*Problem to work on*.
Copy out the entries below in full and exactly.

*Provided data*.
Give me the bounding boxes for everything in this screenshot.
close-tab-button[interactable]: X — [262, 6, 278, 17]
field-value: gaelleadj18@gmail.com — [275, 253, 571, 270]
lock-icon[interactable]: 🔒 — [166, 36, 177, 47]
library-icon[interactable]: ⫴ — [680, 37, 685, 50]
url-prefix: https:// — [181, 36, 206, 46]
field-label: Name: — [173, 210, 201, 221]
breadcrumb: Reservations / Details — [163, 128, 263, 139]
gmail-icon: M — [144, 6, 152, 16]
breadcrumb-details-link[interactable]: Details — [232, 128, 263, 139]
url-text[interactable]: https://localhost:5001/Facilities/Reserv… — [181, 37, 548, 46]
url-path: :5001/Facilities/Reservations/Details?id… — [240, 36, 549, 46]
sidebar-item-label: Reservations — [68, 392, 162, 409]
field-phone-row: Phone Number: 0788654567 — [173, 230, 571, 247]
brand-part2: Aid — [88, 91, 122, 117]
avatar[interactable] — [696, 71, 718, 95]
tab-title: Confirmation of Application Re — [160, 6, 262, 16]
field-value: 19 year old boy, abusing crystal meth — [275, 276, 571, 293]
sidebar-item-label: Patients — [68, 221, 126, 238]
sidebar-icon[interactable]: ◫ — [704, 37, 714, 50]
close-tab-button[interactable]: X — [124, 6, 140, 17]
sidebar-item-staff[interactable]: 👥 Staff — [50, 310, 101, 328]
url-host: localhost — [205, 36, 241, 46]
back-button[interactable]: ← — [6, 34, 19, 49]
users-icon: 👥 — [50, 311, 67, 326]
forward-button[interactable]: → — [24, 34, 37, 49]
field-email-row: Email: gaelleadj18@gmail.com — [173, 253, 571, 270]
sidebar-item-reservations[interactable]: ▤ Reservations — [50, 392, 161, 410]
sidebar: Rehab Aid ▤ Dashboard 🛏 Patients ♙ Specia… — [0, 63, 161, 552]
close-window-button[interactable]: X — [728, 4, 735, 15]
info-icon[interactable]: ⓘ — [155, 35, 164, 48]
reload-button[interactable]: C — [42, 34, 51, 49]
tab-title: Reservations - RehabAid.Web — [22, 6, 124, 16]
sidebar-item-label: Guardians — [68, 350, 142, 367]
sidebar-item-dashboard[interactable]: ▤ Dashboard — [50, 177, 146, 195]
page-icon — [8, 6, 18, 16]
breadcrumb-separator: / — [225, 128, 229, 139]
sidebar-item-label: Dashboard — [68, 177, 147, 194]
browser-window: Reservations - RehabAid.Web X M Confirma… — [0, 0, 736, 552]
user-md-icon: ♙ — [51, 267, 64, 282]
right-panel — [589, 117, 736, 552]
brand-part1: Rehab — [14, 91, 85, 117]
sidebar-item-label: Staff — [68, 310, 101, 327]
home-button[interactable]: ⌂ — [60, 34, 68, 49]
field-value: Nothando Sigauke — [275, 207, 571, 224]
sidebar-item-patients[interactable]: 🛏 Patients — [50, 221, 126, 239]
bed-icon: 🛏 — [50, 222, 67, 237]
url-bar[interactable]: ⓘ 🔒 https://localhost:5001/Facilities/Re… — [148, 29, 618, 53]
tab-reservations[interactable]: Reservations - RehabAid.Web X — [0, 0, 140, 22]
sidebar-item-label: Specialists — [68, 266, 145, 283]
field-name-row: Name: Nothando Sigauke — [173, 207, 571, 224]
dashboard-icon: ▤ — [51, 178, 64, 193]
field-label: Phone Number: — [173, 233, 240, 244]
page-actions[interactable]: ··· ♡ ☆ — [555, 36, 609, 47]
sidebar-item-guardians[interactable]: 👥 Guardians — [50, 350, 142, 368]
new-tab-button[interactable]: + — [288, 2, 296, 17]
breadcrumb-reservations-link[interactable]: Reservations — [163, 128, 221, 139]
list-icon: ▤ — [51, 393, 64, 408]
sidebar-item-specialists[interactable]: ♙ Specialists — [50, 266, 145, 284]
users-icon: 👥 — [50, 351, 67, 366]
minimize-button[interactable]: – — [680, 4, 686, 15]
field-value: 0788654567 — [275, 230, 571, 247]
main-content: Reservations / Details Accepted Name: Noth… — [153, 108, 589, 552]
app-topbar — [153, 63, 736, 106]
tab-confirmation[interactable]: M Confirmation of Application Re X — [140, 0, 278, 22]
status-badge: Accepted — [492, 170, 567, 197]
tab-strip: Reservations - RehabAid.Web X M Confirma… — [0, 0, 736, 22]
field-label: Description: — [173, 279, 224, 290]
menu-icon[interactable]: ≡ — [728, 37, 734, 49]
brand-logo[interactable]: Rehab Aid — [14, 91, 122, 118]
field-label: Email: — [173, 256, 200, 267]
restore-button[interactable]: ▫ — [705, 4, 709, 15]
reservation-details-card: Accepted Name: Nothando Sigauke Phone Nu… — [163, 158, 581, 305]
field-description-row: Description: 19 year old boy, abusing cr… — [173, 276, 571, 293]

*Solution to this problem*.
Give me the bounding boxes for everything in this screenshot.
close-tab-button[interactable]: X — [262, 6, 278, 17]
field-value: gaelleadj18@gmail.com — [275, 253, 571, 270]
lock-icon[interactable]: 🔒 — [166, 36, 177, 47]
library-icon[interactable]: ⫴ — [680, 37, 685, 50]
url-prefix: https:// — [181, 36, 206, 46]
field-label: Name: — [173, 210, 201, 221]
breadcrumb: Reservations / Details — [163, 128, 263, 139]
gmail-icon: M — [144, 6, 152, 16]
breadcrumb-details-link[interactable]: Details — [232, 128, 263, 139]
url-text[interactable]: https://localhost:5001/Facilities/Reserv… — [181, 37, 548, 46]
url-path: :5001/Facilities/Reservations/Details?id… — [240, 36, 549, 46]
sidebar-item-label: Reservations — [68, 392, 162, 409]
field-phone-row: Phone Number: 0788654567 — [173, 230, 571, 247]
brand-part2: Aid — [88, 91, 122, 117]
avatar[interactable] — [696, 71, 718, 95]
tab-title: Confirmation of Application Re — [160, 6, 262, 16]
field-value: 19 year old boy, abusing crystal meth — [275, 276, 571, 293]
sidebar-item-label: Patients — [68, 221, 126, 238]
sidebar-icon[interactable]: ◫ — [704, 37, 714, 50]
close-tab-button[interactable]: X — [124, 6, 140, 17]
sidebar-item-staff[interactable]: 👥 Staff — [50, 310, 101, 328]
url-host: localhost — [205, 36, 241, 46]
back-button[interactable]: ← — [6, 34, 19, 49]
users-icon: 👥 — [50, 311, 67, 326]
forward-button[interactable]: → — [24, 34, 37, 49]
field-email-row: Email: gaelleadj18@gmail.com — [173, 253, 571, 270]
sidebar-item-reservations[interactable]: ▤ Reservations — [50, 392, 161, 410]
sidebar: Rehab Aid ▤ Dashboard 🛏 Patients ♙ Specia… — [0, 63, 161, 552]
close-window-button[interactable]: X — [728, 4, 735, 15]
info-icon[interactable]: ⓘ — [155, 35, 164, 48]
reload-button[interactable]: C — [42, 34, 51, 49]
tab-title: Reservations - RehabAid.Web — [22, 6, 124, 16]
sidebar-item-label: Guardians — [68, 350, 142, 367]
sidebar-item-dashboard[interactable]: ▤ Dashboard — [50, 177, 146, 195]
page-icon — [8, 6, 18, 16]
breadcrumb-separator: / — [225, 128, 229, 139]
sidebar-item-label: Dashboard — [68, 177, 147, 194]
browser-window: Reservations - RehabAid.Web X M Confirma… — [0, 0, 736, 552]
user-md-icon: ♙ — [51, 267, 64, 282]
right-panel — [589, 117, 736, 552]
brand-part1: Rehab — [14, 91, 85, 117]
sidebar-item-label: Staff — [68, 310, 101, 327]
home-button[interactable]: ⌂ — [60, 34, 68, 49]
field-value: Nothando Sigauke — [275, 207, 571, 224]
sidebar-item-patients[interactable]: 🛏 Patients — [50, 221, 126, 239]
bed-icon: 🛏 — [50, 222, 67, 237]
url-bar[interactable]: ⓘ 🔒 https://localhost:5001/Facilities/Re… — [148, 29, 618, 53]
tab-reservations[interactable]: Reservations - RehabAid.Web X — [0, 0, 140, 22]
sidebar-item-label: Specialists — [68, 266, 145, 283]
field-name-row: Name: Nothando Sigauke — [173, 207, 571, 224]
dashboard-icon: ▤ — [51, 178, 64, 193]
field-label: Phone Number: — [173, 233, 240, 244]
page-actions[interactable]: ··· ♡ ☆ — [555, 36, 609, 47]
sidebar-item-guardians[interactable]: 👥 Guardians — [50, 350, 142, 368]
new-tab-button[interactable]: + — [288, 2, 296, 17]
breadcrumb-reservations-link[interactable]: Reservations — [163, 128, 221, 139]
list-icon: ▤ — [51, 393, 64, 408]
sidebar-item-specialists[interactable]: ♙ Specialists — [50, 266, 145, 284]
users-icon: 👥 — [50, 351, 67, 366]
minimize-button[interactable]: – — [680, 4, 686, 15]
field-value: 0788654567 — [275, 230, 571, 247]
main-content: Reservations / Details Accepted Name: Noth… — [153, 108, 589, 552]
app-topbar — [153, 63, 736, 106]
tab-confirmation[interactable]: M Confirmation of Application Re X — [140, 0, 278, 22]
status-badge: Accepted — [492, 170, 567, 197]
tab-strip: Reservations - RehabAid.Web X M Confirma… — [0, 0, 736, 22]
field-label: Description: — [173, 279, 224, 290]
menu-icon[interactable]: ≡ — [728, 37, 734, 49]
brand-logo[interactable]: Rehab Aid — [14, 91, 122, 118]
field-label: Email: — [173, 256, 200, 267]
restore-button[interactable]: ▫ — [705, 4, 709, 15]
reservation-details-card: Accepted Name: Nothando Sigauke Phone Nu… — [163, 158, 581, 305]
field-description-row: Description: 19 year old boy, abusing cr… — [173, 276, 571, 293]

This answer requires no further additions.